● EXCERPTED PASSAGE:
%%

Activity 1.1.1
Modeling Krill Behavior:
How do brine shrimp react to physical stimuli?
Materials (for each group of 3/4 students):
- microscope or hand lens
- brine shrimp eggs
- plastic bag
- light source
- petri dish
- ice cubes
- cover glass and slide
- salt
- water
- aluminum foil
- glass rod
- graduated cylinder
- balance
- medicine droppers
- bar magnet
- Activity 1.1.1 Student Worksheet
Procedure:
- Make a salty ocean for brine shrimp to swim in by adding 3.5 grams
pure (not iodized) sodium to 1,000 milliliters of water. (3 or 4 tablespoons
salt in a gallon of water)
- Fill a petri about half way with the salty water to make a fish bowl
for the eggs.
- Touch one end of a glass rod to the salt water to dampen it and then
touch the dried brine shrimp. The damp rod will pick up a bunch of eggs.
Transfer eggs to the petri by stirring the rod end through the solution
in the petri. Cover the petri dish.

%%

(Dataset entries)
%%

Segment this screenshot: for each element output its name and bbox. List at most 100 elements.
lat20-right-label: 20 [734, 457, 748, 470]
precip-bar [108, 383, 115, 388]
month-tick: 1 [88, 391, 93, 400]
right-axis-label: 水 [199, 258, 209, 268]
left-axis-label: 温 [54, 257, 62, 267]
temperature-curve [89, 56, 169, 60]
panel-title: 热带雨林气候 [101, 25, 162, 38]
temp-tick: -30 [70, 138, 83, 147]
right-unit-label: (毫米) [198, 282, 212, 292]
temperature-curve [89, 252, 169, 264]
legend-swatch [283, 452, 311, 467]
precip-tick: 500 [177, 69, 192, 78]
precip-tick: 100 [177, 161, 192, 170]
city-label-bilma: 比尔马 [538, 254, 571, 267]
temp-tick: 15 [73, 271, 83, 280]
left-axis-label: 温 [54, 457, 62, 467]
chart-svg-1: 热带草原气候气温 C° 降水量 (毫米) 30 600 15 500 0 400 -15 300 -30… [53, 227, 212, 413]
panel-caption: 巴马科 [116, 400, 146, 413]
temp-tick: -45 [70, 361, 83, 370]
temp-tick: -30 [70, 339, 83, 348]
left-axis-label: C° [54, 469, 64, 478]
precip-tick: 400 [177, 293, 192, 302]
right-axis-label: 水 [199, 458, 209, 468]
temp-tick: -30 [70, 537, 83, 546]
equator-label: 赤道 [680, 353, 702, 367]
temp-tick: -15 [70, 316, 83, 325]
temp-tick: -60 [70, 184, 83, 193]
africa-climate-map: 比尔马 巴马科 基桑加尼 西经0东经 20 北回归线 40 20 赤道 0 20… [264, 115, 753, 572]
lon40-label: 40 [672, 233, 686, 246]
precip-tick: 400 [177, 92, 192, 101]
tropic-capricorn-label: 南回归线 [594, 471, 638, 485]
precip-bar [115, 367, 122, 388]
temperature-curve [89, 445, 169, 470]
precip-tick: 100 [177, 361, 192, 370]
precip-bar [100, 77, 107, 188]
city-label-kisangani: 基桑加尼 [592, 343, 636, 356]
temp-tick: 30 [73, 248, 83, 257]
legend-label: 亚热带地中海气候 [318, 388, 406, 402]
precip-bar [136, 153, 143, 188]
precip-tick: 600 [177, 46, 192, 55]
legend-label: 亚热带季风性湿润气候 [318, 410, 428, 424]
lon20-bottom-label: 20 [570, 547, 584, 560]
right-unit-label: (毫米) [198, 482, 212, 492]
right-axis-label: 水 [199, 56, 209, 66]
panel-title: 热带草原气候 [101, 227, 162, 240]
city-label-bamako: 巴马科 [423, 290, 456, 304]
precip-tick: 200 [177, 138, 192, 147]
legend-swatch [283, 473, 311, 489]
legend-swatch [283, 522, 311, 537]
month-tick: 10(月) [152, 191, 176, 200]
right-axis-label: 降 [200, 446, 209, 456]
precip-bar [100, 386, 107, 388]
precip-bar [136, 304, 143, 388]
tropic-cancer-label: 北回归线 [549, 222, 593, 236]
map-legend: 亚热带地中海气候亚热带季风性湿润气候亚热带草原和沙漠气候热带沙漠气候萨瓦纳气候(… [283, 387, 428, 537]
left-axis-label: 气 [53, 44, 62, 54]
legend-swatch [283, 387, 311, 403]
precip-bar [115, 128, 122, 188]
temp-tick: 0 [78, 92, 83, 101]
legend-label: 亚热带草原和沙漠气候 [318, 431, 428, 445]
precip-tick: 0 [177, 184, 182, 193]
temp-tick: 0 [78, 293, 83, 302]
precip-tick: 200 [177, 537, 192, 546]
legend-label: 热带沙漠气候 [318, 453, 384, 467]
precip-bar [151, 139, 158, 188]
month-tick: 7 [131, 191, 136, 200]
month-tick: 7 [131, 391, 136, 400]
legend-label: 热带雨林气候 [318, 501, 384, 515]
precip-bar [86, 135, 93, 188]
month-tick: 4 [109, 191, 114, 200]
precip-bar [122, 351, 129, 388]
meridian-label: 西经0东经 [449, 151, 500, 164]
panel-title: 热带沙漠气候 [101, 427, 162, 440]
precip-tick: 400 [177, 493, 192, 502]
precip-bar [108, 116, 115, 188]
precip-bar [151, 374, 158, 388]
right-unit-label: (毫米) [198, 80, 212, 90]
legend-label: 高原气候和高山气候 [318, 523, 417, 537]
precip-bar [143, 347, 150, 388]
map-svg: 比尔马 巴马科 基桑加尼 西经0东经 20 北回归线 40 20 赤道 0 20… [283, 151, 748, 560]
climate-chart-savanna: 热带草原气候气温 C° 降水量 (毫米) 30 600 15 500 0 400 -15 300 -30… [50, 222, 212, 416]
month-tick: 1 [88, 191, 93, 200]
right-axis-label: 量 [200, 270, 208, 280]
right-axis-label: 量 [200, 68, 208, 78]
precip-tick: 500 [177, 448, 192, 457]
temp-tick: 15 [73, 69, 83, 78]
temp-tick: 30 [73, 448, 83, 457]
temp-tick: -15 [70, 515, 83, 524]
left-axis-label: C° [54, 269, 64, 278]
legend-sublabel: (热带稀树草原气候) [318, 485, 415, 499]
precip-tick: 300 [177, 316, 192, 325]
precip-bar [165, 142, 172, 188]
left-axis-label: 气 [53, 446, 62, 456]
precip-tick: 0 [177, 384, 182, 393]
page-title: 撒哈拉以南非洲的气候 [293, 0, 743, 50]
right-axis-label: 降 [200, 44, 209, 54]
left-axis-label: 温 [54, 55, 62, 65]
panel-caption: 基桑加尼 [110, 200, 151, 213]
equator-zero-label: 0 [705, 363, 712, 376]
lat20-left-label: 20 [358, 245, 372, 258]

%%

● QUESTIONS:
1. In the brine shrimp activity, do these statements agree with the text? Answer yes or no for each and quote the words that decide it. (a) The procedure calls for iodized salt. (b) A bar magnet is one of the listed materials. (c) The petri dish is filled to the top with the salty water.
2. From the brine shrimp activity, extract everything from "- Fill a petri" down to "bunch of eggs.".

● RESULTS IN ORDER:
1.
(a) No: "pure (not iodized) sodium"
(b) Yes: "bar magnet"
(c) No: "Fill a petri about half way with the salty water"

2.
- Fill a petri about half way with the salty water to make a fish bowl
for the eggs.
- Touch one end of a glass rod to the salt water to dampen it and then
touch the dried brine shrimp. The damp rod will pick up a bunch of eggs.